» Written exercise:
Reproduce exactly the lines from the one containing "Parse this screenshot: output" through the one containing "What's the underlying", both included, and nothing else.

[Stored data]
[BEGIN]

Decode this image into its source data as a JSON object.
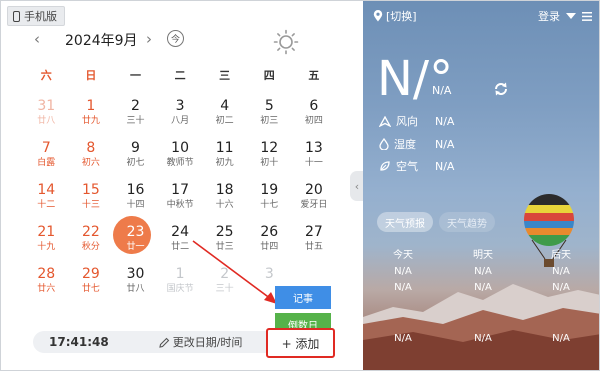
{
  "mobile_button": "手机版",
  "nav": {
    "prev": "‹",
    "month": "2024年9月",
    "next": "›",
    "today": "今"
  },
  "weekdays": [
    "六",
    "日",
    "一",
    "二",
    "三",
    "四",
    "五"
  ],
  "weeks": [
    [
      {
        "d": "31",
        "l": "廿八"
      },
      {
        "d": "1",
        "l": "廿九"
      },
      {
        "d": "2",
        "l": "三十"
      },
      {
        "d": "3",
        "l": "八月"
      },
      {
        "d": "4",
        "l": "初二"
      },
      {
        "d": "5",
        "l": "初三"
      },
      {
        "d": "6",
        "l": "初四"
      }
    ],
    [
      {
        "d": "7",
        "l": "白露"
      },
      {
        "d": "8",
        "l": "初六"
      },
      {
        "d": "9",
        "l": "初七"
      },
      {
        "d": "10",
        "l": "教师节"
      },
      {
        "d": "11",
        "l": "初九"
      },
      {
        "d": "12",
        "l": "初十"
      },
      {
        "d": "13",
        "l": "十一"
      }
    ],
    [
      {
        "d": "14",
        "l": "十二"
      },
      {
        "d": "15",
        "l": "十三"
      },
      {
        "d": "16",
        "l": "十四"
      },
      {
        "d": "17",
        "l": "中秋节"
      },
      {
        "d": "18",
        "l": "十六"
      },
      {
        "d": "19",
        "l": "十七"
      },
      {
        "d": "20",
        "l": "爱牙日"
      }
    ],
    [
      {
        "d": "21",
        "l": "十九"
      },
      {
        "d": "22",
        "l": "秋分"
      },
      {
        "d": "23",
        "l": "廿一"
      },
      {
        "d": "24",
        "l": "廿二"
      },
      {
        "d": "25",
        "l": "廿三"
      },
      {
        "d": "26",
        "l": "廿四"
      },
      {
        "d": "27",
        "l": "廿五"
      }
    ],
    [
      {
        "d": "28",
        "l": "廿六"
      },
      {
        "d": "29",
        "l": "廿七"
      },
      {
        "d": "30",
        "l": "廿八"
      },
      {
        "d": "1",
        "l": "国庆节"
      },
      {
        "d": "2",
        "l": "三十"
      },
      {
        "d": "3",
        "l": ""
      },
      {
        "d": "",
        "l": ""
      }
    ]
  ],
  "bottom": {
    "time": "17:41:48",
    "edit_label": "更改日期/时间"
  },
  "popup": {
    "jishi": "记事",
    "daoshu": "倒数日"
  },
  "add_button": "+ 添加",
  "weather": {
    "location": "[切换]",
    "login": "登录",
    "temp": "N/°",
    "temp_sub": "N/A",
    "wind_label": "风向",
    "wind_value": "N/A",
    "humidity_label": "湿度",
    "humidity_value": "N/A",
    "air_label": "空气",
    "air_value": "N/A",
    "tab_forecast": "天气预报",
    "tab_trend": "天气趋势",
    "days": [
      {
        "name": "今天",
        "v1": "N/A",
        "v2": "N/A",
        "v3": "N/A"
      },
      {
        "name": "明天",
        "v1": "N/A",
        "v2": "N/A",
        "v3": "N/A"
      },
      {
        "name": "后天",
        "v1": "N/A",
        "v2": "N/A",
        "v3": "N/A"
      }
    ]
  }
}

[END]
[BEGIN]

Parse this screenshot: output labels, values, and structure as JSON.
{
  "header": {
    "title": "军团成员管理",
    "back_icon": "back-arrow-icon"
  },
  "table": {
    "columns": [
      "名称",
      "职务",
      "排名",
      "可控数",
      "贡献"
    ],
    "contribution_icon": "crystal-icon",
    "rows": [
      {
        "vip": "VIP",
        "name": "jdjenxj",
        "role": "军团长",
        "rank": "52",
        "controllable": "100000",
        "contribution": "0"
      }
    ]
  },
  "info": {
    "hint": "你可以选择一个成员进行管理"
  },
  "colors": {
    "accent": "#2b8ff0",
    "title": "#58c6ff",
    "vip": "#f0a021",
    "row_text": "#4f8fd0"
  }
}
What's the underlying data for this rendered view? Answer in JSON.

[END]
[BEGIN]

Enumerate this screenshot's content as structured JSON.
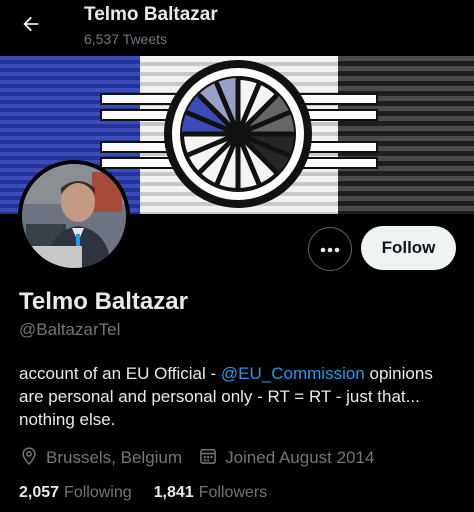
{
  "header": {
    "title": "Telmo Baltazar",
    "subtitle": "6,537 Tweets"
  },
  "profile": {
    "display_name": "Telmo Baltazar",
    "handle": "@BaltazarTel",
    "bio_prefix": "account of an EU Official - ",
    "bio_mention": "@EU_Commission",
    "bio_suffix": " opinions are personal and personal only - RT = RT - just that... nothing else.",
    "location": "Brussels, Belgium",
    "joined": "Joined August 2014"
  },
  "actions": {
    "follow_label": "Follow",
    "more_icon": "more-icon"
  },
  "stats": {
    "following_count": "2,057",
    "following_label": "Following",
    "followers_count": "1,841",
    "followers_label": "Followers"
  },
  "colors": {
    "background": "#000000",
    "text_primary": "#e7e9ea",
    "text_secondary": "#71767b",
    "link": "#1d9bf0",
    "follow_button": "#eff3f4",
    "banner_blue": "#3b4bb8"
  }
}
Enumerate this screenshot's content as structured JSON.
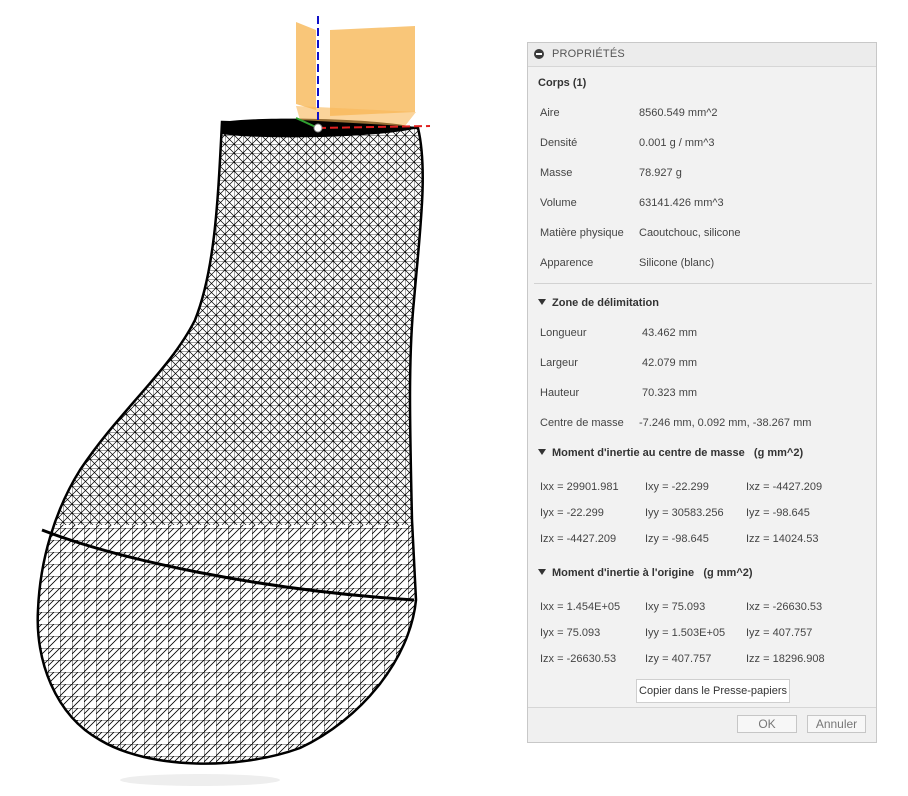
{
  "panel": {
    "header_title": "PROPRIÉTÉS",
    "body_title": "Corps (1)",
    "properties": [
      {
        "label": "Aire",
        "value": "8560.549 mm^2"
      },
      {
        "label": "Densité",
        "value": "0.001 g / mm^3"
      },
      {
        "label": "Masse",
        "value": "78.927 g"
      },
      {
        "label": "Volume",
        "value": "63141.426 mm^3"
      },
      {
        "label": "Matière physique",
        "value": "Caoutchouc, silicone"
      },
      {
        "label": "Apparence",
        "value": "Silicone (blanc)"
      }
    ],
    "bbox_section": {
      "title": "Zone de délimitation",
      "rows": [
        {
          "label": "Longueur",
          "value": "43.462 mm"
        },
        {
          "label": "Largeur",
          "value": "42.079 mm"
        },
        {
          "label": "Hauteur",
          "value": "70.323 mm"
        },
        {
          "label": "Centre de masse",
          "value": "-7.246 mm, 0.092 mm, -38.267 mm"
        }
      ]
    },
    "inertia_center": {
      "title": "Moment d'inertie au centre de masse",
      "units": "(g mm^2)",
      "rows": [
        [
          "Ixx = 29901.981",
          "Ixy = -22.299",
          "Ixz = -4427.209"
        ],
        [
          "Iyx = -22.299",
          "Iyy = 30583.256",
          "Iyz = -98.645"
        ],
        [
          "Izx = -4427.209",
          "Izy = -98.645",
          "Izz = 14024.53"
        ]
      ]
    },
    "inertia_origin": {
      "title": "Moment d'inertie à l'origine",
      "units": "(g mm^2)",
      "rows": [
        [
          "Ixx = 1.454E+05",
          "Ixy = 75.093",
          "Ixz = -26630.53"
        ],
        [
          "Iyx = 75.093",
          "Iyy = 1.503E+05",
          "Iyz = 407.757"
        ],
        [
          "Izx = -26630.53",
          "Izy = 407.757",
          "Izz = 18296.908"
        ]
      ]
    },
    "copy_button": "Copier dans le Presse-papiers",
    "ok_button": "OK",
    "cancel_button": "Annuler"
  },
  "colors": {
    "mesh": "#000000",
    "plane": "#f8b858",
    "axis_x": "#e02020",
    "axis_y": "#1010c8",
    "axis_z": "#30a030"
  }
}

[END]

» Output of the task:
Parse this screenshot: output labels, values, and structure as JSON.
{
  "header": {
    "title": "军团成员管理",
    "back_icon": "back-arrow-icon"
  },
  "table": {
    "columns": [
      "名称",
      "职务",
      "排名",
      "可控数",
      "贡献"
    ],
    "contribution_icon": "crystal-icon",
    "rows": [
      {
        "vip": "VIP",
        "name": "jdjenxj",
        "role": "军团长",
        "rank": "52",
        "controllable": "100000",
        "contribution": "0"
      }
    ]
  },
  "info": {
    "hint": "你可以选择一个成员进行管理"
  },
  "colors": {
    "accent": "#2b8ff0",
    "title": "#58c6ff",
    "vip": "#f0a021",
    "row_text": "#4f8fd0"
  }
}
What's the underlying data for this rendered view? Answer in JSON.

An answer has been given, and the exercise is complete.